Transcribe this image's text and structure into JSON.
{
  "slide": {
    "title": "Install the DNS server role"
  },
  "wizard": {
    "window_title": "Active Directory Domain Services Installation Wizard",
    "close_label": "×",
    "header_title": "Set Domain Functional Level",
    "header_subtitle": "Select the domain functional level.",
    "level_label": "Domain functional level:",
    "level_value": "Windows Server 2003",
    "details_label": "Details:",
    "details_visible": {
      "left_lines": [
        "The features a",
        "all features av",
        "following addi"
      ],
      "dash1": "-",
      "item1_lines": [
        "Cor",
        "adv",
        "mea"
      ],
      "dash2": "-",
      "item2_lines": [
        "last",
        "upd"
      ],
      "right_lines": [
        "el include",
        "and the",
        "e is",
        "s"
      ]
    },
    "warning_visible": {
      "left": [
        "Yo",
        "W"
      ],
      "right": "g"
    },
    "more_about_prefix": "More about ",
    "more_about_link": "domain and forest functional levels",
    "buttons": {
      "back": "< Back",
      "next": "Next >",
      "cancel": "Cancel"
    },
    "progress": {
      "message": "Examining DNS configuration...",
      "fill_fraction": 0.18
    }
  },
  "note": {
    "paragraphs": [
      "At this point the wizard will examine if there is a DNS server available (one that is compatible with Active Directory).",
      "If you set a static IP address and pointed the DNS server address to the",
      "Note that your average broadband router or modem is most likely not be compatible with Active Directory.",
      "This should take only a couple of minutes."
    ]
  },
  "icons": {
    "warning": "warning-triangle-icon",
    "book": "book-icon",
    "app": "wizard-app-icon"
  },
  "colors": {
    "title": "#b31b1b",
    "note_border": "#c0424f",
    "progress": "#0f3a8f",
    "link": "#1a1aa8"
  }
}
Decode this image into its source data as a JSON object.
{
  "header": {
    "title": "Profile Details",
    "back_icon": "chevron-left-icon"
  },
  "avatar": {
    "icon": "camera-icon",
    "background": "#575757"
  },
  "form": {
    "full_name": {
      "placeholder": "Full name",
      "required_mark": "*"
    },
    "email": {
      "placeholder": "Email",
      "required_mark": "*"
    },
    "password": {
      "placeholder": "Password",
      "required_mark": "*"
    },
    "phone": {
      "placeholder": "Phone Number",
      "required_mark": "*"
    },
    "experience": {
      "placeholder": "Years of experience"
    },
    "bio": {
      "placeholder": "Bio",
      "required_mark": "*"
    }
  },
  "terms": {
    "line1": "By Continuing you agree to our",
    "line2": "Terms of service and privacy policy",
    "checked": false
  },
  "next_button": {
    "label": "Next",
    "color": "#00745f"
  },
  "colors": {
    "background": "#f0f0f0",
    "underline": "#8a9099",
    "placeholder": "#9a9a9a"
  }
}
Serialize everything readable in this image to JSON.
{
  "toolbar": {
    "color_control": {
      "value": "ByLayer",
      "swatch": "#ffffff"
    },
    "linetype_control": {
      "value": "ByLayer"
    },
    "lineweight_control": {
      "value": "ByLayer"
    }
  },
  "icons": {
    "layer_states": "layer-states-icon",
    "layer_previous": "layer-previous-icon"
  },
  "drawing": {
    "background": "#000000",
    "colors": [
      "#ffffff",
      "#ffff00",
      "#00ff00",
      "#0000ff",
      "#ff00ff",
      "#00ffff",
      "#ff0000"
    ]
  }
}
_ _ _ _ _
## Exercise details
Extract each entry in full and write it down exactly.

## Solution to the problem
Transcribe this image's text and structure into JSON.
{
  "slide": {
    "title": "Install the DNS server role"
  },
  "wizard": {
    "window_title": "Active Directory Domain Services Installation Wizard",
    "close_label": "×",
    "header_title": "Set Domain Functional Level",
    "header_subtitle": "Select the domain functional level.",
    "level_label": "Domain functional level:",
    "level_value": "Windows Server 2003",
    "details_label": "Details:",
    "details_visible": {
      "left_lines": [
        "The features a",
        "all features av",
        "following addi"
      ],
      "dash1": "-",
      "item1_lines": [
        "Cor",
        "adv",
        "mea"
      ],
      "dash2": "-",
      "item2_lines": [
        "last",
        "upd"
      ],
      "right_lines": [
        "el include",
        "and the",
        "e is",
        "s"
      ]
    },
    "warning_visible": {
      "left": [
        "Yo",
        "W"
      ],
      "right": "g"
    },
    "more_about_prefix": "More about ",
    "more_about_link": "domain and forest functional levels",
    "buttons": {
      "back": "< Back",
      "next": "Next >",
      "cancel": "Cancel"
    },
    "progress": {
      "message": "Examining DNS configuration...",
      "fill_fraction": 0.18
    }
  },
  "note": {
    "paragraphs": [
      "At this point the wizard will examine if there is a DNS server available (one that is compatible with Active Directory).",
      "If you set a static IP address and pointed the DNS server address to the",
      "Note that your average broadband router or modem is most likely not be compatible with Active Directory.",
      "This should take only a couple of minutes."
    ]
  },
  "icons": {
    "warning": "warning-triangle-icon",
    "book": "book-icon",
    "app": "wizard-app-icon"
  },
  "colors": {
    "title": "#b31b1b",
    "note_border": "#c0424f",
    "progress": "#0f3a8f",
    "link": "#1a1aa8"
  }
}
Decode this image into its source data as a JSON object.
{
  "header": {
    "title": "Profile Details",
    "back_icon": "chevron-left-icon"
  },
  "avatar": {
    "icon": "camera-icon",
    "background": "#575757"
  },
  "form": {
    "full_name": {
      "placeholder": "Full name",
      "required_mark": "*"
    },
    "email": {
      "placeholder": "Email",
      "required_mark": "*"
    },
    "password": {
      "placeholder": "Password",
      "required_mark": "*"
    },
    "phone": {
      "placeholder": "Phone Number",
      "required_mark": "*"
    },
    "experience": {
      "placeholder": "Years of experience"
    },
    "bio": {
      "placeholder": "Bio",
      "required_mark": "*"
    }
  },
  "terms": {
    "line1": "By Continuing you agree to our",
    "line2": "Terms of service and privacy policy",
    "checked": false
  },
  "next_button": {
    "label": "Next",
    "color": "#00745f"
  },
  "colors": {
    "background": "#f0f0f0",
    "underline": "#8a9099",
    "placeholder": "#9a9a9a"
  }
}
Serialize everything readable in this image to JSON.
{
  "toolbar": {
    "color_control": {
      "value": "ByLayer",
      "swatch": "#ffffff"
    },
    "linetype_control": {
      "value": "ByLayer"
    },
    "lineweight_control": {
      "value": "ByLayer"
    }
  },
  "icons": {
    "layer_states": "layer-states-icon",
    "layer_previous": "layer-previous-icon"
  },
  "drawing": {
    "background": "#000000",
    "colors": [
      "#ffffff",
      "#ffff00",
      "#00ff00",
      "#0000ff",
      "#ff00ff",
      "#00ffff",
      "#ff0000"
    ]
  }
}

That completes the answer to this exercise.